-- Directive --
Reproduce the records below exactly as they appear, omitting any pictures they contain.

(Dataset records)

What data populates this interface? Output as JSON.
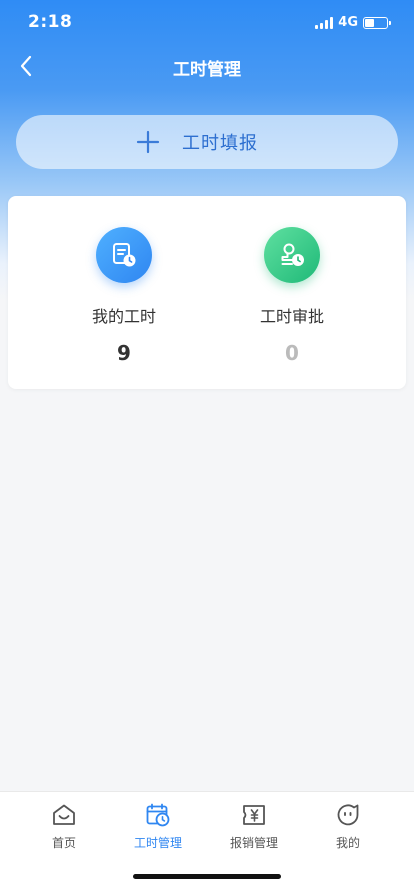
{
  "status_bar": {
    "time": "2:18",
    "network": "4G",
    "battery_level": 0.4
  },
  "nav": {
    "title": "工时管理"
  },
  "report_button": {
    "label": "工时填报"
  },
  "stats": [
    {
      "label": "我的工时",
      "value": "9",
      "value_color": "#333333",
      "icon": "document-clock-icon"
    },
    {
      "label": "工时审批",
      "value": "0",
      "value_color": "#bbbbbb",
      "icon": "stamp-clock-icon"
    }
  ],
  "tabbar": {
    "items": [
      {
        "label": "首页",
        "icon": "home-icon",
        "active": false
      },
      {
        "label": "工时管理",
        "icon": "calendar-clock-icon",
        "active": true
      },
      {
        "label": "报销管理",
        "icon": "receipt-yen-icon",
        "active": false
      },
      {
        "label": "我的",
        "icon": "profile-chat-icon",
        "active": false
      }
    ]
  },
  "colors": {
    "primary": "#2f86f1",
    "accent_green": "#1fb978",
    "background": "#f5f6f8"
  }
}
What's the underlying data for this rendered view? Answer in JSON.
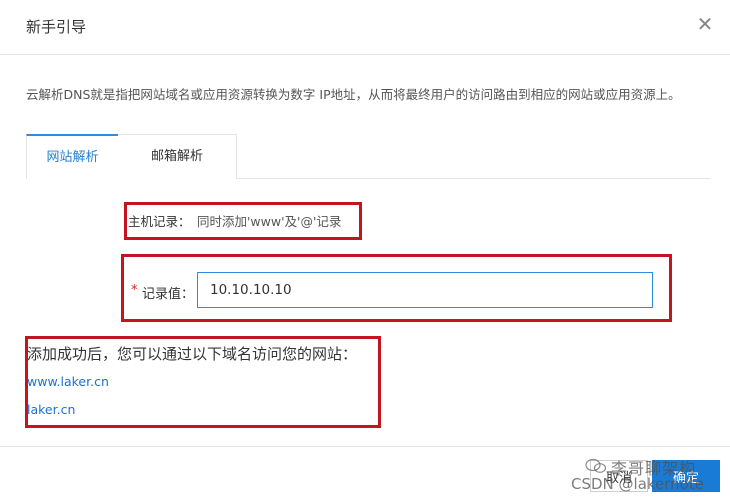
{
  "dialog": {
    "title": "新手引导",
    "close_glyph": "✕",
    "description": "云解析DNS就是指把网站域名或应用资源转换为数字 IP地址，从而将最终用户的访问路由到相应的网站或应用资源上。"
  },
  "tabs": [
    {
      "label": "网站解析",
      "active": true
    },
    {
      "label": "邮箱解析",
      "active": false
    }
  ],
  "form": {
    "host_record_label": "主机记录：",
    "host_record_value": "同时添加'www'及'@'记录",
    "required_mark": "*",
    "record_value_label": "记录值：",
    "record_value": "10.10.10.10"
  },
  "result": {
    "message": "添加成功后，您可以通过以下域名访问您的网站：",
    "domains": [
      "www.laker.cn",
      "laker.cn"
    ]
  },
  "footer": {
    "cancel_label": "取消",
    "ok_label": "确定"
  },
  "watermark": {
    "line1": "李哥聊架构",
    "line2": "CSDN @lakernote"
  },
  "colors": {
    "accent": "#1a7bd6",
    "highlight_box": "#c41420",
    "link": "#1f6fd0"
  }
}
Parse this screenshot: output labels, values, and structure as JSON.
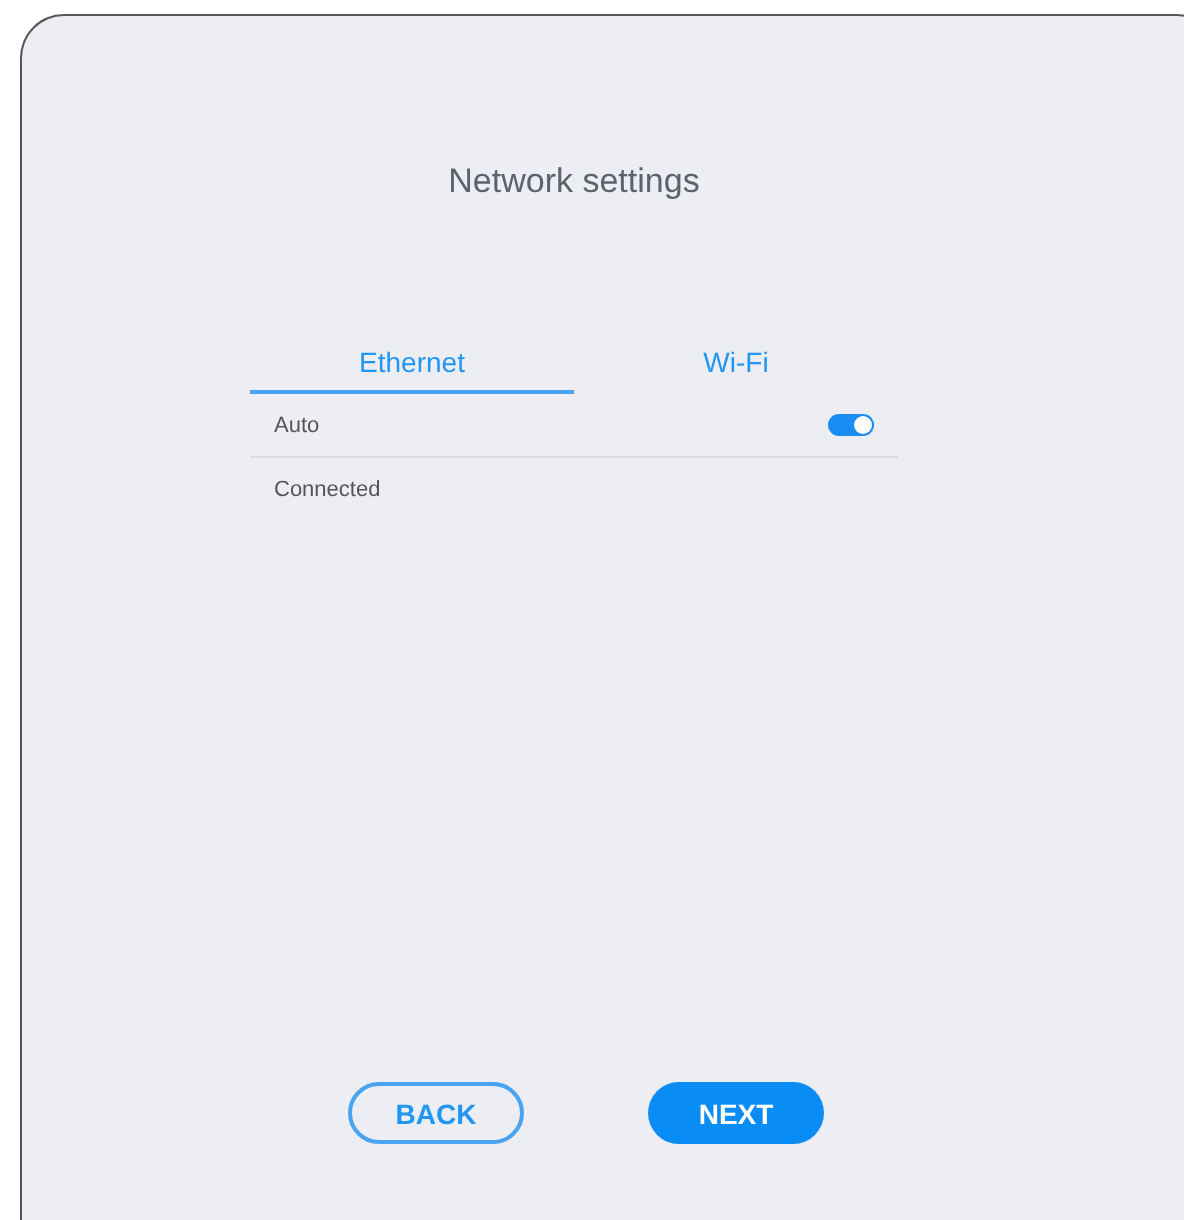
{
  "title": "Network settings",
  "tabs": [
    {
      "label": "Ethernet",
      "selected": true
    },
    {
      "label": "Wi-Fi",
      "selected": false
    }
  ],
  "rows": [
    {
      "kind": "toggle",
      "label": "Auto",
      "on": true
    },
    {
      "kind": "text",
      "label": "Connected"
    }
  ],
  "buttons": [
    {
      "label": "BACK",
      "kind": "outline"
    },
    {
      "label": "NEXT",
      "kind": "primary"
    }
  ]
}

-- Finished exercise --
What data populates this interface? Output as JSON.
{
  "status_bar": {
    "time": "2:18",
    "network": "4G",
    "battery_level": 0.4
  },
  "nav": {
    "title": "工时管理"
  },
  "report_button": {
    "label": "工时填报"
  },
  "stats": [
    {
      "label": "我的工时",
      "value": "9",
      "value_color": "#333333",
      "icon": "document-clock-icon"
    },
    {
      "label": "工时审批",
      "value": "0",
      "value_color": "#bbbbbb",
      "icon": "stamp-clock-icon"
    }
  ],
  "tabbar": {
    "items": [
      {
        "label": "首页",
        "icon": "home-icon",
        "active": false
      },
      {
        "label": "工时管理",
        "icon": "calendar-clock-icon",
        "active": true
      },
      {
        "label": "报销管理",
        "icon": "receipt-yen-icon",
        "active": false
      },
      {
        "label": "我的",
        "icon": "profile-chat-icon",
        "active": false
      }
    ]
  },
  "colors": {
    "primary": "#2f86f1",
    "accent_green": "#1fb978",
    "background": "#f5f6f8"
  }
}
What's the underlying data for this rendered view? Answer in JSON.
{
  "dialog": {
    "title": "新手引导",
    "close_glyph": "✕",
    "description": "云解析DNS就是指把网站域名或应用资源转换为数字 IP地址，从而将最终用户的访问路由到相应的网站或应用资源上。"
  },
  "tabs": [
    {
      "label": "网站解析",
      "active": true
    },
    {
      "label": "邮箱解析",
      "active": false
    }
  ],
  "form": {
    "host_record_label": "主机记录：",
    "host_record_value": "同时添加'www'及'@'记录",
    "required_mark": "*",
    "record_value_label": "记录值：",
    "record_value": "10.10.10.10"
  },
  "result": {
    "message": "添加成功后，您可以通过以下域名访问您的网站：",
    "domains": [
      "www.laker.cn",
      "laker.cn"
    ]
  },
  "footer": {
    "cancel_label": "取消",
    "ok_label": "确定"
  },
  "watermark": {
    "line1": "李哥聊架构",
    "line2": "CSDN @lakernote"
  },
  "colors": {
    "accent": "#1a7bd6",
    "highlight_box": "#c41420",
    "link": "#1f6fd0"
  }
}
Parse this screenshot: output labels, values, and structure as JSON.
{
  "title": "Network settings",
  "tabs": [
    {
      "label": "Ethernet",
      "selected": true
    },
    {
      "label": "Wi-Fi",
      "selected": false
    }
  ],
  "rows": [
    {
      "kind": "toggle",
      "label": "Auto",
      "on": true
    },
    {
      "kind": "text",
      "label": "Connected"
    }
  ],
  "buttons": [
    {
      "label": "BACK",
      "kind": "outline"
    },
    {
      "label": "NEXT",
      "kind": "primary"
    }
  ]
}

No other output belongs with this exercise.